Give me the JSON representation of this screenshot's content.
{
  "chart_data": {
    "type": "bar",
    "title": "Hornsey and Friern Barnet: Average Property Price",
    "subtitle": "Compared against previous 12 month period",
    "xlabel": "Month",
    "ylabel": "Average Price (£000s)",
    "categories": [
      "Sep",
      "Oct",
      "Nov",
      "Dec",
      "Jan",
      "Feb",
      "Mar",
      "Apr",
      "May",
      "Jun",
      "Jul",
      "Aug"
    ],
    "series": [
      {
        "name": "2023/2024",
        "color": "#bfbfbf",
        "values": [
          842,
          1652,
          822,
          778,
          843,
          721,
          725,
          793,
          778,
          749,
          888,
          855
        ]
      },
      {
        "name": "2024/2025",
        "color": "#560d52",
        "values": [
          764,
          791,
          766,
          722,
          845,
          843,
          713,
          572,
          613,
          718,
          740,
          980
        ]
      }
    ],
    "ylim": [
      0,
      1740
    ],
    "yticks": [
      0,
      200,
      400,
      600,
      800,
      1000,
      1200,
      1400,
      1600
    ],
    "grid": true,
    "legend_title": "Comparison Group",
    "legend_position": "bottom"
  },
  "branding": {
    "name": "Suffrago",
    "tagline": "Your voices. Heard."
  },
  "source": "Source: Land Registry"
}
◇ ◇ ◇ ◇ ◇ ◇ ◇
Repeat the entries shown above, every one, word for word.

Give me the JSON representation of this screenshot's content.
{
  "chart_data": {
    "type": "bar",
    "title": "Hornsey and Friern Barnet: Average Property Price",
    "subtitle": "Compared against previous 12 month period",
    "xlabel": "Month",
    "ylabel": "Average Price (£000s)",
    "categories": [
      "Sep",
      "Oct",
      "Nov",
      "Dec",
      "Jan",
      "Feb",
      "Mar",
      "Apr",
      "May",
      "Jun",
      "Jul",
      "Aug"
    ],
    "series": [
      {
        "name": "2023/2024",
        "color": "#bfbfbf",
        "values": [
          842,
          1652,
          822,
          778,
          843,
          721,
          725,
          793,
          778,
          749,
          888,
          855
        ]
      },
      {
        "name": "2024/2025",
        "color": "#560d52",
        "values": [
          764,
          791,
          766,
          722,
          845,
          843,
          713,
          572,
          613,
          718,
          740,
          980
        ]
      }
    ],
    "ylim": [
      0,
      1740
    ],
    "yticks": [
      0,
      200,
      400,
      600,
      800,
      1000,
      1200,
      1400,
      1600
    ],
    "grid": true,
    "legend_title": "Comparison Group",
    "legend_position": "bottom"
  },
  "branding": {
    "name": "Suffrago",
    "tagline": "Your voices. Heard."
  },
  "source": "Source: Land Registry"
}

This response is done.